Your task – Emit the entire listing verbatim.
↓
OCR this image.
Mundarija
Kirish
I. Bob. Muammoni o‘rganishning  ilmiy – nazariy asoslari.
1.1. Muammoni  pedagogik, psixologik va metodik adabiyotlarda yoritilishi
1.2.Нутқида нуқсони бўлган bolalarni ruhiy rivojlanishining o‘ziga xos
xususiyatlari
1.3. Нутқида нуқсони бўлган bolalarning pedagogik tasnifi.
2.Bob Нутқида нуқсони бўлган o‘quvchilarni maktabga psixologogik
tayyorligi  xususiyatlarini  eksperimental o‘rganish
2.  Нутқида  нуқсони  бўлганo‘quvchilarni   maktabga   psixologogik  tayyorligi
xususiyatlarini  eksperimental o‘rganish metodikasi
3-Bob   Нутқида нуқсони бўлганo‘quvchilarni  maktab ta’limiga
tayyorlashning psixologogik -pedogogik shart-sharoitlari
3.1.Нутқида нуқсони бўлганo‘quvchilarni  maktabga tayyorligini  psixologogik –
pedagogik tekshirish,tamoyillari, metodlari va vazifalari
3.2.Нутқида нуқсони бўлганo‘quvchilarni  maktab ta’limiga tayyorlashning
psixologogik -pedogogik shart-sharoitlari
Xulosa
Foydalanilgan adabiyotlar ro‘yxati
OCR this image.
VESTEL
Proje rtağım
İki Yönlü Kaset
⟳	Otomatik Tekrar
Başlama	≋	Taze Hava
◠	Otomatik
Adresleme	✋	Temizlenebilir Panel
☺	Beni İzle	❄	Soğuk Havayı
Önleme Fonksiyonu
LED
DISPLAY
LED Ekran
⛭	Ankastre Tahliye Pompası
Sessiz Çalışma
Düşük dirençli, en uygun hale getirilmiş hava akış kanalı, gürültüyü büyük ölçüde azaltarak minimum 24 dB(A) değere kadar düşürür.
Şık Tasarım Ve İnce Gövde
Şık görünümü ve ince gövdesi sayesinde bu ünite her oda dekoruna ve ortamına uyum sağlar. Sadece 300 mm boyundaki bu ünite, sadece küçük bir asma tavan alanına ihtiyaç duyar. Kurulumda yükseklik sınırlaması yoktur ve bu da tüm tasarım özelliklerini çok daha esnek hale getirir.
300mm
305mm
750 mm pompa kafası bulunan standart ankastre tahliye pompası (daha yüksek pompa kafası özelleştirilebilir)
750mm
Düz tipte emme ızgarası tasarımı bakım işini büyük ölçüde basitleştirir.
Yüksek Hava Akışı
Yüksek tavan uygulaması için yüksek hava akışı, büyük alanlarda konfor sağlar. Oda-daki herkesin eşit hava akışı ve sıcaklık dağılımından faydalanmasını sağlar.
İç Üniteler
↑
Exercise output –
OCR this image.
Mundarija
Kirish
I. Bob. Muammoni o‘rganishning  ilmiy – nazariy asoslari.
1.1. Muammoni  pedagogik, psixologik va metodik adabiyotlarda yoritilishi
1.2.Нутқида нуқсони бўлган bolalarni ruhiy rivojlanishining o‘ziga xos
xususiyatlari
1.3. Нутқида нуқсони бўлган bolalarning pedagogik tasnifi.
2.Bob Нутқида нуқсони бўлган o‘quvchilarni maktabga psixologogik
tayyorligi  xususiyatlarini  eksperimental o‘rganish
2.  Нутқида  нуқсони  бўлганo‘quvchilarni   maktabga   psixologogik  tayyorligi
xususiyatlarini  eksperimental o‘rganish metodikasi
3-Bob   Нутқида нуқсони бўлганo‘quvchilarni  maktab ta’limiga
tayyorlashning psixologogik -pedogogik shart-sharoitlari
3.1.Нутқида нуқсони бўлганo‘quvchilarni  maktabga tayyorligini  psixologogik –
pedagogik tekshirish,tamoyillari, metodlari va vazifalari
3.2.Нутқида нуқсони бўлганo‘quvchilarni  maktab ta’limiga tayyorlashning
psixologogik -pedogogik shart-sharoitlari
Xulosa
Foydalanilgan adabiyotlar ro‘yxati
OCR this image.
VESTEL
Proje rtağım
İki Yönlü Kaset
⟳	Otomatik Tekrar
Başlama	≋	Taze Hava
◠	Otomatik
Adresleme	✋	Temizlenebilir Panel
☺	Beni İzle	❄	Soğuk Havayı
Önleme Fonksiyonu
LED
DISPLAY
LED Ekran
⛭	Ankastre Tahliye Pompası
Sessiz Çalışma
Düşük dirençli, en uygun hale getirilmiş hava akış kanalı, gürültüyü büyük ölçüde azaltarak minimum 24 dB(A) değere kadar düşürür.
Şık Tasarım Ve İnce Gövde
Şık görünümü ve ince gövdesi sayesinde bu ünite her oda dekoruna ve ortamına uyum sağlar. Sadece 300 mm boyundaki bu ünite, sadece küçük bir asma tavan alanına ihtiyaç duyar. Kurulumda yükseklik sınırlaması yoktur ve bu da tüm tasarım özelliklerini çok daha esnek hale getirir.
300mm
305mm
750 mm pompa kafası bulunan standart ankastre tahliye pompası (daha yüksek pompa kafası özelleştirilebilir)
750mm
Düz tipte emme ızgarası tasarımı bakım işini büyük ölçüde basitleştirir.
Yüksek Hava Akışı
Yüksek tavan uygulaması için yüksek hava akışı, büyük alanlarda konfor sağlar. Oda-daki herkesin eşit hava akışı ve sıcaklık dağılımından faydalanmasını sağlar.
İç Üniteler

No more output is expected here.